* [What to do] Search the material for the string "JSON" and copy each line where it occurs.

——

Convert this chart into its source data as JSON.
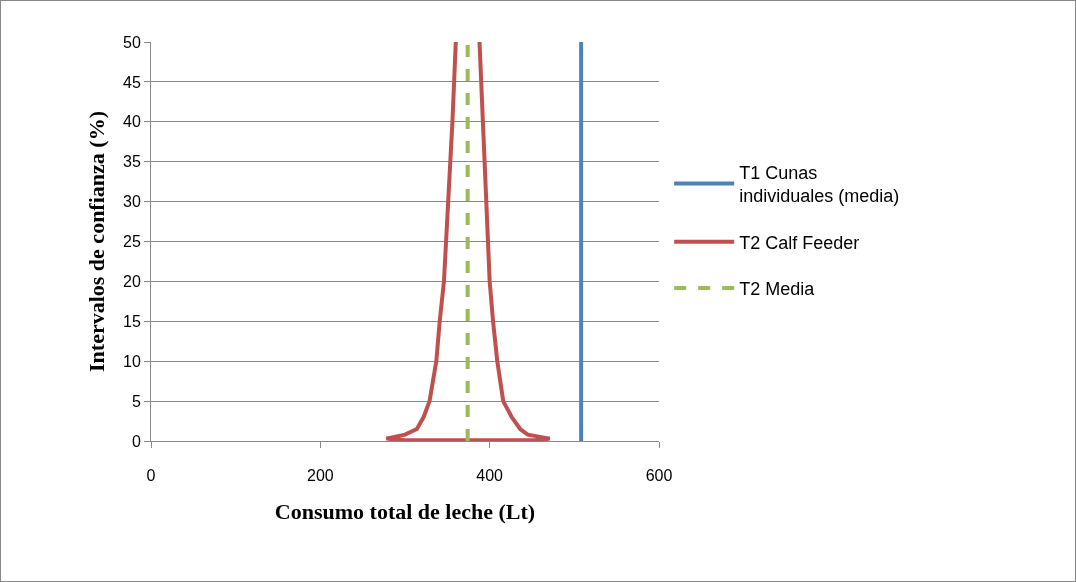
{
  "chart_data": {
    "type": "line",
    "xlabel": "Consumo total de leche (Lt)",
    "ylabel": "Intervalos de confianza (%)",
    "xlim": [
      0,
      600
    ],
    "xticks": [
      0,
      200,
      400,
      600
    ],
    "ylim": [
      0,
      50
    ],
    "yticks": [
      0,
      5,
      10,
      15,
      20,
      25,
      30,
      35,
      40,
      45,
      50
    ],
    "grid": "y",
    "legend": "right",
    "marker": "none",
    "series": [
      {
        "name": "T1 Cunas individuales (media)",
        "color": "#4f81bd",
        "line_style": "solid",
        "x": [
          508,
          508
        ],
        "values": [
          0,
          50
        ]
      },
      {
        "name": "T2 Calf Feeder",
        "color": "#c0504d",
        "line_style": "solid",
        "x": [
          360,
          356,
          351,
          346,
          341,
          337,
          329,
          322,
          314,
          300,
          278,
          300,
          380,
          440,
          455,
          471,
          445,
          436,
          426,
          416,
          409,
          404,
          400,
          396,
          392,
          388
        ],
        "values": [
          50,
          40,
          30,
          20,
          15,
          10,
          5,
          3,
          1.5,
          0.8,
          0.3,
          0.1,
          0.1,
          0.1,
          0.1,
          0.3,
          0.8,
          1.5,
          3,
          5,
          10,
          15,
          20,
          30,
          40,
          50
        ]
      },
      {
        "name": "T2 Media",
        "color": "#9bbb59",
        "line_style": "dashed",
        "x": [
          374,
          374
        ],
        "values": [
          0,
          50
        ]
      }
    ]
  }
}
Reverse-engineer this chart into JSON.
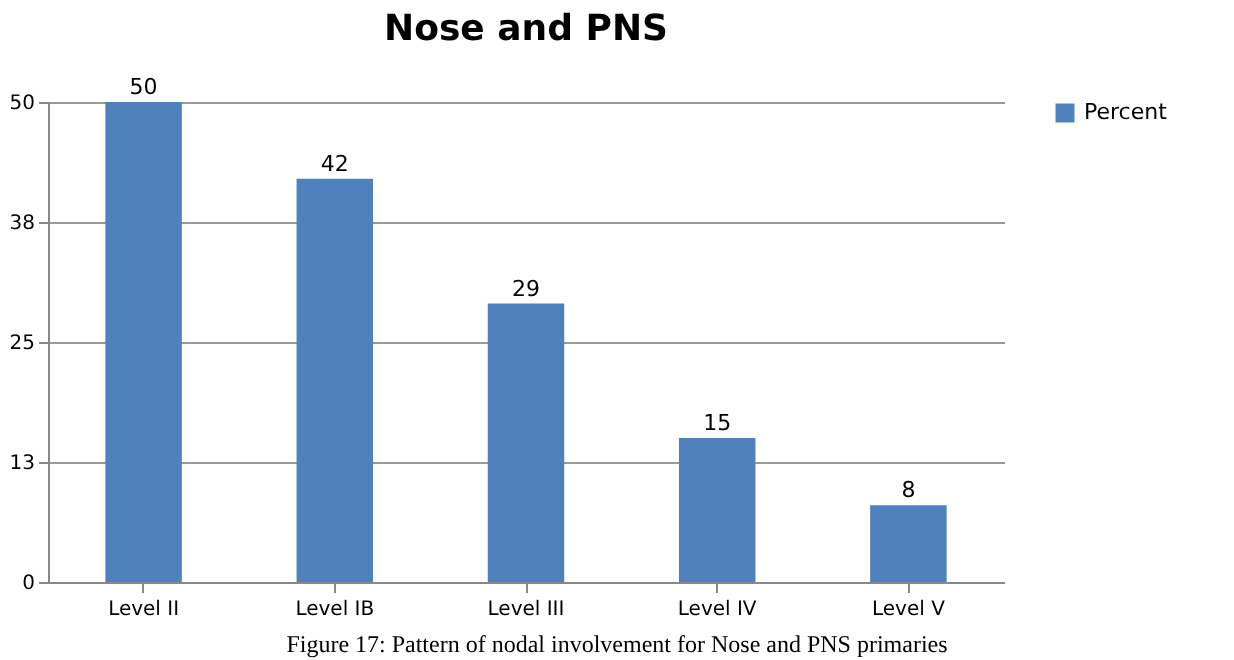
{
  "chart_data": {
    "type": "bar",
    "title": "Nose and PNS",
    "categories": [
      "Level II",
      "Level IB",
      "Level III",
      "Level IV",
      "Level V"
    ],
    "series": [
      {
        "name": "Percent",
        "color": "#4f81bd",
        "values": [
          50,
          42,
          29,
          15,
          8
        ]
      }
    ],
    "ylim": [
      0,
      50
    ],
    "yticks": [
      0,
      {
        "value": 12.5,
        "label": "13"
      },
      25,
      {
        "value": 37.5,
        "label": "38"
      },
      50
    ],
    "grid": "y",
    "legend": "right",
    "data_labels": true,
    "annotations": [
      "Figure 17: Pattern of nodal involvement for Nose and PNS primaries"
    ]
  }
}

——

* [Correct result]
Convert this chart into its source data as JSON.
Reverse-engineer this chart into JSON.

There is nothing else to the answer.